Figure content listings
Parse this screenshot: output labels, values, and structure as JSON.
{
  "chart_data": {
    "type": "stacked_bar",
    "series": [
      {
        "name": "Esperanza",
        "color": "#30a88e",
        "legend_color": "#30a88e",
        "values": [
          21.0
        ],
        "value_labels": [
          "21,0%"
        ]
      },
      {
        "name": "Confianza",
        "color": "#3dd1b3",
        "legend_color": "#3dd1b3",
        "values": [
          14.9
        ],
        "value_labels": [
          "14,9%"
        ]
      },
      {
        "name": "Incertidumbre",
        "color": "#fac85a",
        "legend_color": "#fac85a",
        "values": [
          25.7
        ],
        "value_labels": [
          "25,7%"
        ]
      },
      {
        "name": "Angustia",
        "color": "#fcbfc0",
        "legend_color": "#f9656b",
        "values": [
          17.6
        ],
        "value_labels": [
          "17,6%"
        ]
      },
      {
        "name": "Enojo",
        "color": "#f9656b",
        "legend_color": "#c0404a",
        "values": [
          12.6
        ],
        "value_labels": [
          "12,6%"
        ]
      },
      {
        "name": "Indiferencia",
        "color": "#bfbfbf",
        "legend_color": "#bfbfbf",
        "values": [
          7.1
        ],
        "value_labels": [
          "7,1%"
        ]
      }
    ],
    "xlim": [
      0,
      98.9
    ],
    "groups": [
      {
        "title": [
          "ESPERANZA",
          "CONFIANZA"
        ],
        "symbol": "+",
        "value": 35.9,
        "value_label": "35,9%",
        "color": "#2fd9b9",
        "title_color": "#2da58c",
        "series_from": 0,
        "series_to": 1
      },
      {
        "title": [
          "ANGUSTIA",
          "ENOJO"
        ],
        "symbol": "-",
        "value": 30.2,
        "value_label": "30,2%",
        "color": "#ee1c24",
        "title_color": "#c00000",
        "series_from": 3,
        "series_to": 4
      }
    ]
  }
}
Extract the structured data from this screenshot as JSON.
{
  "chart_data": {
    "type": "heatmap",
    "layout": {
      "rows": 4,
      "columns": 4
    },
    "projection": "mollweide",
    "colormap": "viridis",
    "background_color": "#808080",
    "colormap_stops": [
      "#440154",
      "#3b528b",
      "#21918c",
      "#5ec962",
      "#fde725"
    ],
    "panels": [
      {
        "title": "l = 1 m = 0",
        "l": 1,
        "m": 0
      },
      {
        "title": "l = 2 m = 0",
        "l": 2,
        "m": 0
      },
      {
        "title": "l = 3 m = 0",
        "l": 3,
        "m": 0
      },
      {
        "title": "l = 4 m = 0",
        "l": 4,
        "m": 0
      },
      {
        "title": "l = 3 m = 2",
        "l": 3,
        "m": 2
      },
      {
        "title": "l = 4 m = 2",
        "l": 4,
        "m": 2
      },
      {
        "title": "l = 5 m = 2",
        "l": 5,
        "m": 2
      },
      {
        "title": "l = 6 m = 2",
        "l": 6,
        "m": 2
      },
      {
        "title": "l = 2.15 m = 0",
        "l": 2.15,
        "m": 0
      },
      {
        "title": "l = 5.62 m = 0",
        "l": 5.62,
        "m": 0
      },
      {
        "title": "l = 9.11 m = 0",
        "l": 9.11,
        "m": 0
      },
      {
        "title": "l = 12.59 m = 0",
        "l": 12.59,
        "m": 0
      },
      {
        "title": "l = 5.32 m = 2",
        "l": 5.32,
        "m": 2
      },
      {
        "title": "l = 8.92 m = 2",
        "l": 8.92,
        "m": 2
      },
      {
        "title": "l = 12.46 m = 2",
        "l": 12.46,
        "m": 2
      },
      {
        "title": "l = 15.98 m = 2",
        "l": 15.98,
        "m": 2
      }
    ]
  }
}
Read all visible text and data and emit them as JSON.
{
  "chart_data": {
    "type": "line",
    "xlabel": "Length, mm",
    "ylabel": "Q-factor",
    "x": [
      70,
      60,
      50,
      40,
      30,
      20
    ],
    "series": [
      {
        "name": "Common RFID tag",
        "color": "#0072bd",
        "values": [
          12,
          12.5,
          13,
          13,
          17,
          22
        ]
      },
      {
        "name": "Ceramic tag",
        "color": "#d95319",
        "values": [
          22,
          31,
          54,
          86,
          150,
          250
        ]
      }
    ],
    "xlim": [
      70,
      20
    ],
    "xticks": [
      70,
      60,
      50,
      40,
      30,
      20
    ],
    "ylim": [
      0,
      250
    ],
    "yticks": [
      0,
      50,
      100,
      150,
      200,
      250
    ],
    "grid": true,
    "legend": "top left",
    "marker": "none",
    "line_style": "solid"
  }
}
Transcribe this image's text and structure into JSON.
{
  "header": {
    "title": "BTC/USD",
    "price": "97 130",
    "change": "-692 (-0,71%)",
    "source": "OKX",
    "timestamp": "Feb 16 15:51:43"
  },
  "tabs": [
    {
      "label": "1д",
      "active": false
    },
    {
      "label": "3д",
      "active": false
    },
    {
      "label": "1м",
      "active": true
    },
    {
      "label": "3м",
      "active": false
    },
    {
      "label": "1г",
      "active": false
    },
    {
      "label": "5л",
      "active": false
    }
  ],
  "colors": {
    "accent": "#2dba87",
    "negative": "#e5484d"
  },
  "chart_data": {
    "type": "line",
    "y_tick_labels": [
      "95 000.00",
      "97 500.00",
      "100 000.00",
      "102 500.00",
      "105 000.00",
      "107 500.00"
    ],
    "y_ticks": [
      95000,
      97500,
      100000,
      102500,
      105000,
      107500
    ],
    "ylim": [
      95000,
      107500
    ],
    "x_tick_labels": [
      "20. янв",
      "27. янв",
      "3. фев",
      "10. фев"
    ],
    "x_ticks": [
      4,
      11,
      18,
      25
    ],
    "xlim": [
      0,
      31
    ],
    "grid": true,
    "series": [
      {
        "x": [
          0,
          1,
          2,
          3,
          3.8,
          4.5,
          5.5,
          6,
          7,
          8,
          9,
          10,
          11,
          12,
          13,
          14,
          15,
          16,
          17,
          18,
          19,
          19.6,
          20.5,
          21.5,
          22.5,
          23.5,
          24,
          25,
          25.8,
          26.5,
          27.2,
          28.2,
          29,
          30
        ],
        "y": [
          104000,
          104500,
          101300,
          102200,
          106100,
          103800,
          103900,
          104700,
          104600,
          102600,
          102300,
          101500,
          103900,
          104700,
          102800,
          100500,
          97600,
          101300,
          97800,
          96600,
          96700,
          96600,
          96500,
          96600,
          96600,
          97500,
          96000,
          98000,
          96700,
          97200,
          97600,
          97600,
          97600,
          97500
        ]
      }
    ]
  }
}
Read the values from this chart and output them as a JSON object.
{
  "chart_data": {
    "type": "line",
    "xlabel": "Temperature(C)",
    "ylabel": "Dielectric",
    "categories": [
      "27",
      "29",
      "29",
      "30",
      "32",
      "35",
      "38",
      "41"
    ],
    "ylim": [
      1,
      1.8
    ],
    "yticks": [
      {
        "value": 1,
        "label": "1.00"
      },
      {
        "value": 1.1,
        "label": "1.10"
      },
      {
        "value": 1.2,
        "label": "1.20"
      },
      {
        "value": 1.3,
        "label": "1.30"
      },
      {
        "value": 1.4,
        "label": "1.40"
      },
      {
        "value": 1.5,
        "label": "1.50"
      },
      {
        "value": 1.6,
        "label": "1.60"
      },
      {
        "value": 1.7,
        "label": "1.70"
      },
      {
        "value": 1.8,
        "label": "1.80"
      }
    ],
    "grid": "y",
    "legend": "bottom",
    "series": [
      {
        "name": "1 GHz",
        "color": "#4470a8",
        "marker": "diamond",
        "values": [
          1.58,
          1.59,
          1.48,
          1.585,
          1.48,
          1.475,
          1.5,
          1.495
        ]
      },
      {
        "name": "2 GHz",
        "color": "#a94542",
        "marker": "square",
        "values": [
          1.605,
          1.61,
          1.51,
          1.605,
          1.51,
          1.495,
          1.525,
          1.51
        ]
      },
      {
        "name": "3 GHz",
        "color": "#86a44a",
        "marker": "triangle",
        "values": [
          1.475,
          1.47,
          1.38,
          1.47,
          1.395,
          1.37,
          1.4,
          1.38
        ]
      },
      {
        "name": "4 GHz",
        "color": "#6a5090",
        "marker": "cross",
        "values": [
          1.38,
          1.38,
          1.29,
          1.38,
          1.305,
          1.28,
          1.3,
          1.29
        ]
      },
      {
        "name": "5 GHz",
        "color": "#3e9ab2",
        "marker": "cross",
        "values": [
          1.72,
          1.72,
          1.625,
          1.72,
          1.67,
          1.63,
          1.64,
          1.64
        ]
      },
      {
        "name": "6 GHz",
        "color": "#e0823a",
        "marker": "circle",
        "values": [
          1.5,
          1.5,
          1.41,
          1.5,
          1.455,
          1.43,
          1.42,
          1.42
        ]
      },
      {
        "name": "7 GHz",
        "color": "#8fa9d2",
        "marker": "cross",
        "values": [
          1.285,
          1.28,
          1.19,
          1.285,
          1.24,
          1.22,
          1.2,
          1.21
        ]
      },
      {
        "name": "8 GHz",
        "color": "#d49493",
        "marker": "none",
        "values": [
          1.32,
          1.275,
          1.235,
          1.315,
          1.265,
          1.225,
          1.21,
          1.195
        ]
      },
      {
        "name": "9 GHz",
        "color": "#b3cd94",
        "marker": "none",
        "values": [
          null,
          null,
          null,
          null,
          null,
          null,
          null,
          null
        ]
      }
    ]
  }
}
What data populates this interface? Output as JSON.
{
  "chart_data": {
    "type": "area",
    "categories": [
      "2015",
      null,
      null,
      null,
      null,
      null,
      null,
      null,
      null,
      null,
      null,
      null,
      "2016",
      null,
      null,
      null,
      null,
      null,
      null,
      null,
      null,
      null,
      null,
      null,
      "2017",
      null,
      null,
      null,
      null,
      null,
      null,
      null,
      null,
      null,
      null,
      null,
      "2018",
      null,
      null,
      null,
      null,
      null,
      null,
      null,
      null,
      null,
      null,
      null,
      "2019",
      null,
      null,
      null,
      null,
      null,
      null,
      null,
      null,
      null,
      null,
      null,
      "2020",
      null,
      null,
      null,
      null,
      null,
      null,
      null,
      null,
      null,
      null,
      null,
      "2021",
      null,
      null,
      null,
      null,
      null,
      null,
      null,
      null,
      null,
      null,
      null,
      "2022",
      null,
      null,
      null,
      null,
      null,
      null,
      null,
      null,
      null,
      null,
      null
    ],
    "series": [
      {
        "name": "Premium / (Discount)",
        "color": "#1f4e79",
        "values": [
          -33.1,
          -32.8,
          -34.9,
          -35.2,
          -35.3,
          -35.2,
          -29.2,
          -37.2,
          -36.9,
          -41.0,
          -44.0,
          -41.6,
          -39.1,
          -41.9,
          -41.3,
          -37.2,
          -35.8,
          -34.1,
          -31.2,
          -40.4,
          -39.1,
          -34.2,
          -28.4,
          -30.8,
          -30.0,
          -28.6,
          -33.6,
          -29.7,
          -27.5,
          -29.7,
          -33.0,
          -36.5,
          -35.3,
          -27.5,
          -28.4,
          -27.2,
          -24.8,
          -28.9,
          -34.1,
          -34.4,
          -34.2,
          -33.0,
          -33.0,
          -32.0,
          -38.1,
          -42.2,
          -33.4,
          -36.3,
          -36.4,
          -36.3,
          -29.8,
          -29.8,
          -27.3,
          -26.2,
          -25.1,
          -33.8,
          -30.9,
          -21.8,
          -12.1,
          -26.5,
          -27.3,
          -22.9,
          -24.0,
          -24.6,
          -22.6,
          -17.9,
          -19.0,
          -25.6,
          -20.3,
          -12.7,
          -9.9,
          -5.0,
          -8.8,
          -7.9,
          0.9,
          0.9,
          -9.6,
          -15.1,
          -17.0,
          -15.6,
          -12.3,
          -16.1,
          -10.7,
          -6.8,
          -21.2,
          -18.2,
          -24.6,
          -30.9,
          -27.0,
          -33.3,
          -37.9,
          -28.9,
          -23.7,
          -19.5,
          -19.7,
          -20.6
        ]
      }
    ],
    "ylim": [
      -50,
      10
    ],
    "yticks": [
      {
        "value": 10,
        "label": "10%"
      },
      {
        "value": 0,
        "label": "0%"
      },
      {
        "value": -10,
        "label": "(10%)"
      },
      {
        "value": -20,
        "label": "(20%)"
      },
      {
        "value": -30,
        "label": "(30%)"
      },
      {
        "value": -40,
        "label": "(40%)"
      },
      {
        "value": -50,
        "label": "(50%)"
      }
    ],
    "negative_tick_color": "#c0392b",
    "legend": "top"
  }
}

• [What is being asked] Out of the material above, select every line that holds the string "marker".

• [Response to the task]
    "marker": "none",
        "marker": "diamond",
        "marker": "square",
        "marker": "triangle",
        "marker": "cross",
        "marker": "cross",
        "marker": "circle",
        "marker": "cross",
        "marker": "none",
        "marker": "none",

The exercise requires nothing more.